[GIVEN INSTRUCTION] Extract each line where the string "init" shows up.

[Excerpt from a dataset]
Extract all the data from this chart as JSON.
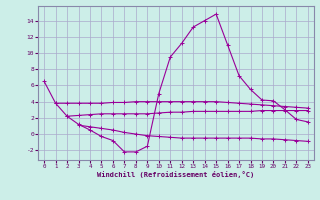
{
  "background_color": "#cceee8",
  "grid_color": "#aaaacc",
  "line_color": "#990099",
  "xlabel": "Windchill (Refroidissement éolien,°C)",
  "xlim": [
    -0.5,
    23.5
  ],
  "ylim": [
    -3.2,
    15.8
  ],
  "yticks": [
    -2,
    0,
    2,
    4,
    6,
    8,
    10,
    12,
    14
  ],
  "xticks": [
    0,
    1,
    2,
    3,
    4,
    5,
    6,
    7,
    8,
    9,
    10,
    11,
    12,
    13,
    14,
    15,
    16,
    17,
    18,
    19,
    20,
    21,
    22,
    23
  ],
  "series": {
    "main": {
      "x": [
        0,
        1,
        2,
        3,
        4,
        5,
        6,
        7,
        8,
        9,
        10,
        11,
        12,
        13,
        14,
        15,
        16,
        17,
        18,
        19,
        20,
        21,
        22,
        23
      ],
      "y": [
        6.5,
        3.8,
        2.2,
        1.2,
        0.5,
        -0.3,
        -0.8,
        -2.2,
        -2.2,
        -1.5,
        5.0,
        9.5,
        11.2,
        13.2,
        14.0,
        14.8,
        11.0,
        7.2,
        5.5,
        4.2,
        4.1,
        3.0,
        1.8,
        1.5
      ]
    },
    "upper": {
      "x": [
        1,
        2,
        3,
        4,
        5,
        6,
        7,
        8,
        9,
        10,
        11,
        12,
        13,
        14,
        15,
        16,
        17,
        18,
        19,
        20,
        21,
        22,
        23
      ],
      "y": [
        3.8,
        3.8,
        3.8,
        3.8,
        3.8,
        3.9,
        3.9,
        4.0,
        4.0,
        4.0,
        4.0,
        4.0,
        4.0,
        4.0,
        4.0,
        3.9,
        3.8,
        3.7,
        3.6,
        3.5,
        3.4,
        3.3,
        3.2
      ]
    },
    "mid": {
      "x": [
        2,
        3,
        4,
        5,
        6,
        7,
        8,
        9,
        10,
        11,
        12,
        13,
        14,
        15,
        16,
        17,
        18,
        19,
        20,
        21,
        22,
        23
      ],
      "y": [
        2.2,
        2.3,
        2.4,
        2.5,
        2.5,
        2.5,
        2.5,
        2.5,
        2.6,
        2.7,
        2.7,
        2.8,
        2.8,
        2.8,
        2.8,
        2.8,
        2.8,
        2.9,
        2.9,
        2.9,
        2.9,
        2.9
      ]
    },
    "lower": {
      "x": [
        3,
        4,
        5,
        6,
        7,
        8,
        9,
        10,
        11,
        12,
        13,
        14,
        15,
        16,
        17,
        18,
        19,
        20,
        21,
        22,
        23
      ],
      "y": [
        1.1,
        0.9,
        0.7,
        0.5,
        0.2,
        0.0,
        -0.2,
        -0.3,
        -0.4,
        -0.5,
        -0.5,
        -0.5,
        -0.5,
        -0.5,
        -0.5,
        -0.5,
        -0.6,
        -0.6,
        -0.7,
        -0.8,
        -0.9
      ]
    }
  }
}
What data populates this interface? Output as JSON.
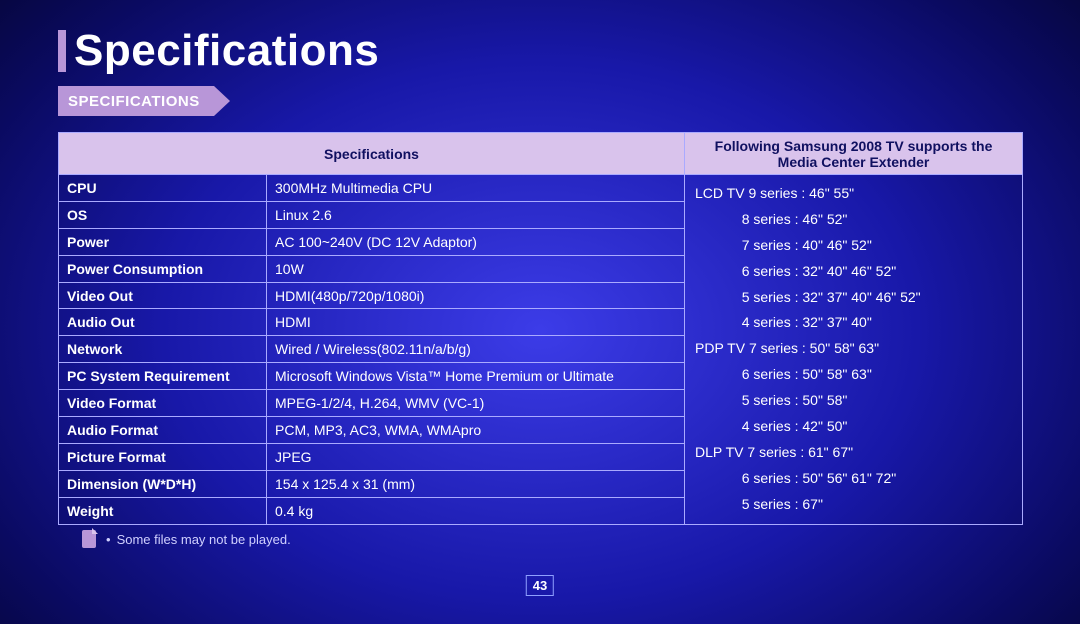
{
  "page": {
    "title": "Specifications",
    "ribbon": "SPECIFICATIONS",
    "footnote": "Some files may not be played.",
    "page_number": "43"
  },
  "headers": {
    "spec": "Specifications",
    "tv": "Following Samsung 2008 TV supports the Media Center Extender"
  },
  "specs": [
    {
      "label": "CPU",
      "value": "300MHz Multimedia CPU"
    },
    {
      "label": "OS",
      "value": "Linux 2.6"
    },
    {
      "label": "Power",
      "value": "AC 100~240V (DC 12V Adaptor)"
    },
    {
      "label": "Power Consumption",
      "value": "10W"
    },
    {
      "label": "Video Out",
      "value": "HDMI(480p/720p/1080i)"
    },
    {
      "label": "Audio Out",
      "value": "HDMI"
    },
    {
      "label": "Network",
      "value": "Wired / Wireless(802.11n/a/b/g)"
    },
    {
      "label": "PC System Requirement",
      "value": "Microsoft Windows Vista™ Home Premium or Ultimate"
    },
    {
      "label": "Video Format",
      "value": "MPEG-1/2/4, H.264, WMV (VC-1)"
    },
    {
      "label": "Audio Format",
      "value": "PCM, MP3, AC3, WMA, WMApro"
    },
    {
      "label": "Picture Format",
      "value": "JPEG"
    },
    {
      "label": "Dimension (W*D*H)",
      "value": "154 x 125.4 x 31 (mm)"
    },
    {
      "label": "Weight",
      "value": "0.4 kg"
    }
  ],
  "tv_support": [
    "LCD TV 9 series : 46\" 55\"",
    "            8 series : 46\" 52\"",
    "            7 series : 40\" 46\" 52\"",
    "            6 series : 32\" 40\" 46\" 52\"",
    "            5 series : 32\" 37\" 40\" 46\" 52\"",
    "            4 series : 32\" 37\" 40\"",
    "PDP TV 7 series : 50\" 58\" 63\"",
    "            6 series : 50\" 58\" 63\"",
    "            5 series : 50\" 58\"",
    "            4 series : 42\" 50\"",
    "DLP TV 7 series : 61\" 67\"",
    "            6 series : 50\" 56\" 61\" 72\"",
    "            5 series : 67\""
  ],
  "colors": {
    "accent": "#b896d8",
    "header_bg": "#d9c3ec",
    "border": "#aaaaff",
    "bg_gradient_inner": "#3c3ce8",
    "bg_gradient_outer": "#020218"
  }
}
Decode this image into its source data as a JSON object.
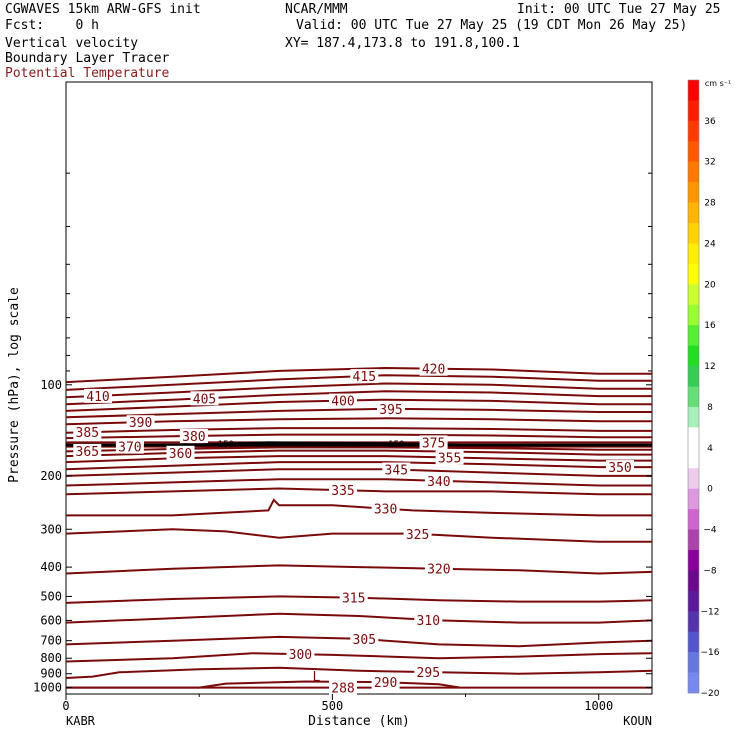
{
  "header": {
    "model": "CGWAVES 15km ARW-GFS init",
    "fcst": "Fcst:    0 h",
    "org": "NCAR/MMM",
    "init": "Init: 00 UTC Tue 27 May 25",
    "valid": "Valid: 00 UTC Tue 27 May 25 (19 CDT Mon 26 May 25)",
    "field1": "Vertical velocity",
    "field2": "Boundary Layer Tracer",
    "field3": "Potential Temperature",
    "xy": "XY= 187.4,173.8 to 191.8,100.1"
  },
  "colors": {
    "theta": "#7a0a0a",
    "field3_text": "#8b1a1a",
    "tracer": "#000000"
  },
  "chart_data": {
    "type": "line",
    "title": "",
    "xlabel": "Distance (km)",
    "ylabel": "Pressure (hPa), log scale",
    "xlim": [
      0,
      1100
    ],
    "ylim": [
      1050,
      10
    ],
    "y_scale": "log",
    "x_ticks": [
      0,
      500,
      1000
    ],
    "y_ticks": [
      100,
      200,
      300,
      400,
      500,
      600,
      700,
      800,
      900,
      1000
    ],
    "left_endpoint": "KABR",
    "right_endpoint": "KOUN",
    "low_marker": {
      "label": "L",
      "x": 470,
      "p": 915
    },
    "tracer_labels": [
      {
        "text": "150",
        "x": 300,
        "p": 157
      },
      {
        "text": "150",
        "x": 620,
        "p": 157
      }
    ],
    "colorbar": {
      "units": "cm s⁻¹",
      "ticks": [
        "36",
        "32",
        "28",
        "24",
        "20",
        "16",
        "12",
        "8",
        "4",
        "0",
        "−4",
        "−8",
        "−12",
        "−16",
        "−20"
      ],
      "colors": [
        "#ff0000",
        "#ff1e00",
        "#ff3c00",
        "#ff5a00",
        "#ff7800",
        "#ff9600",
        "#ffb400",
        "#ffd200",
        "#ffee00",
        "#ffff00",
        "#ccff33",
        "#99ff33",
        "#55ee33",
        "#22dd22",
        "#33cc55",
        "#66dd77",
        "#aaeebb",
        "#ffffff",
        "#ffffff",
        "#eeccee",
        "#dd99dd",
        "#cc66cc",
        "#aa44aa",
        "#880099",
        "#6a0a8a",
        "#5a1a9a",
        "#5533aa",
        "#5555cc",
        "#6677dd",
        "#7788ee"
      ]
    },
    "series": [
      {
        "name": "288",
        "label_x": 520,
        "x": [
          0,
          1100
        ],
        "p": [
          1000,
          1000
        ]
      },
      {
        "name": "290",
        "label_x": 600,
        "x": [
          0,
          250,
          300,
          450,
          600,
          700,
          740
        ],
        "p": [
          1000,
          1000,
          970,
          955,
          960,
          975,
          1000
        ]
      },
      {
        "name": "295",
        "label_x": 680,
        "x": [
          0,
          50,
          100,
          250,
          400,
          550,
          700,
          850,
          1000,
          1100
        ],
        "p": [
          930,
          920,
          890,
          870,
          860,
          880,
          890,
          900,
          890,
          880
        ]
      },
      {
        "name": "300",
        "label_x": 440,
        "x": [
          0,
          200,
          350,
          500,
          700,
          850,
          1000,
          1100
        ],
        "p": [
          820,
          800,
          770,
          780,
          800,
          790,
          775,
          770
        ]
      },
      {
        "name": "305",
        "label_x": 560,
        "x": [
          0,
          200,
          400,
          550,
          700,
          850,
          1000,
          1100
        ],
        "p": [
          720,
          700,
          680,
          690,
          720,
          730,
          710,
          700
        ]
      },
      {
        "name": "310",
        "label_x": 680,
        "x": [
          0,
          200,
          400,
          550,
          700,
          850,
          1000,
          1100
        ],
        "p": [
          610,
          590,
          570,
          580,
          600,
          610,
          610,
          600
        ]
      },
      {
        "name": "315",
        "label_x": 540,
        "x": [
          0,
          200,
          400,
          550,
          700,
          850,
          1000,
          1100
        ],
        "p": [
          525,
          510,
          500,
          505,
          515,
          520,
          520,
          515
        ]
      },
      {
        "name": "320",
        "label_x": 700,
        "x": [
          0,
          200,
          400,
          550,
          700,
          850,
          1000,
          1100
        ],
        "p": [
          420,
          405,
          395,
          400,
          405,
          410,
          420,
          415
        ]
      },
      {
        "name": "325",
        "label_x": 660,
        "x": [
          0,
          200,
          300,
          400,
          500,
          650,
          800,
          1000,
          1100
        ],
        "p": [
          310,
          300,
          305,
          320,
          310,
          310,
          320,
          330,
          330
        ]
      },
      {
        "name": "330",
        "label_x": 600,
        "x": [
          0,
          200,
          380,
          390,
          400,
          500,
          650,
          800,
          1000,
          1100
        ],
        "p": [
          270,
          270,
          260,
          240,
          250,
          250,
          260,
          265,
          270,
          270
        ]
      },
      {
        "name": "335",
        "label_x": 520,
        "x": [
          0,
          200,
          400,
          600,
          800,
          1000,
          1100
        ],
        "p": [
          230,
          225,
          220,
          225,
          225,
          230,
          230
        ]
      },
      {
        "name": "340",
        "label_x": 700,
        "x": [
          0,
          200,
          400,
          600,
          800,
          1000,
          1100
        ],
        "p": [
          215,
          210,
          205,
          205,
          210,
          215,
          215
        ]
      },
      {
        "name": "345",
        "label_x": 620,
        "x": [
          0,
          200,
          400,
          600,
          800,
          1000,
          1100
        ],
        "p": [
          200,
          195,
          190,
          190,
          195,
          200,
          200
        ]
      },
      {
        "name": "350",
        "label_x": 1040,
        "x": [
          0,
          200,
          400,
          600,
          800,
          1000,
          1100
        ],
        "p": [
          190,
          185,
          180,
          180,
          183,
          187,
          187
        ]
      },
      {
        "name": "355",
        "label_x": 720,
        "x": [
          0,
          200,
          400,
          600,
          800,
          1000,
          1100
        ],
        "p": [
          180,
          175,
          172,
          172,
          175,
          178,
          178
        ]
      },
      {
        "name": "360",
        "label_x": 215,
        "x": [
          0,
          200,
          400,
          600,
          800,
          1000,
          1100
        ],
        "p": [
          172,
          168,
          165,
          165,
          167,
          170,
          170
        ]
      },
      {
        "name": "365",
        "label_x": 40,
        "x": [
          0,
          200,
          400,
          600,
          800,
          1000,
          1100
        ],
        "p": [
          166,
          163,
          161,
          161,
          162,
          164,
          164
        ]
      },
      {
        "name": "370",
        "label_x": 120,
        "x": [
          0,
          1100
        ],
        "p": [
          160,
          160
        ]
      },
      {
        "name": "375",
        "label_x": 690,
        "x": [
          0,
          1100
        ],
        "p": [
          155,
          155
        ]
      },
      {
        "name": "380",
        "label_x": 240,
        "x": [
          0,
          200,
          400,
          600,
          800,
          1000,
          1100
        ],
        "p": [
          150,
          148,
          146,
          146,
          147,
          149,
          149
        ]
      },
      {
        "name": "385",
        "label_x": 40,
        "x": [
          0,
          200,
          400,
          600,
          800,
          1000,
          1100
        ],
        "p": [
          144,
          141,
          139,
          139,
          140,
          142,
          142
        ]
      },
      {
        "name": "390",
        "label_x": 140,
        "x": [
          0,
          200,
          400,
          600,
          800,
          1000,
          1100
        ],
        "p": [
          135,
          132,
          130,
          129,
          130,
          132,
          132
        ]
      },
      {
        "name": "395",
        "label_x": 610,
        "x": [
          0,
          200,
          400,
          600,
          800,
          1000,
          1100
        ],
        "p": [
          128,
          125,
          122,
          120,
          121,
          123,
          123
        ]
      },
      {
        "name": "400",
        "label_x": 520,
        "x": [
          0,
          200,
          400,
          600,
          800,
          1000,
          1100
        ],
        "p": [
          122,
          118,
          114,
          112,
          113,
          116,
          116
        ]
      },
      {
        "name": "405",
        "label_x": 260,
        "x": [
          0,
          200,
          400,
          600,
          800,
          1000,
          1100
        ],
        "p": [
          116,
          112,
          108,
          105,
          106,
          109,
          109
        ]
      },
      {
        "name": "410",
        "label_x": 60,
        "x": [
          0,
          200,
          400,
          600,
          800,
          1000,
          1100
        ],
        "p": [
          110,
          106,
          102,
          99,
          100,
          103,
          103
        ]
      },
      {
        "name": "415",
        "label_x": 560,
        "x": [
          0,
          200,
          400,
          600,
          800,
          1000,
          1100
        ],
        "p": [
          104,
          100,
          96,
          93,
          94,
          97,
          97
        ]
      },
      {
        "name": "420",
        "label_x": 690,
        "x": [
          0,
          200,
          400,
          600,
          800,
          1000,
          1100
        ],
        "p": [
          98,
          94,
          90,
          88,
          89,
          92,
          92
        ]
      }
    ]
  }
}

[TASK RESPONSE]
    "model": "CGWAVES 15km ARW-GFS init",
    "init": "Init: 00 UTC Tue 27 May 25",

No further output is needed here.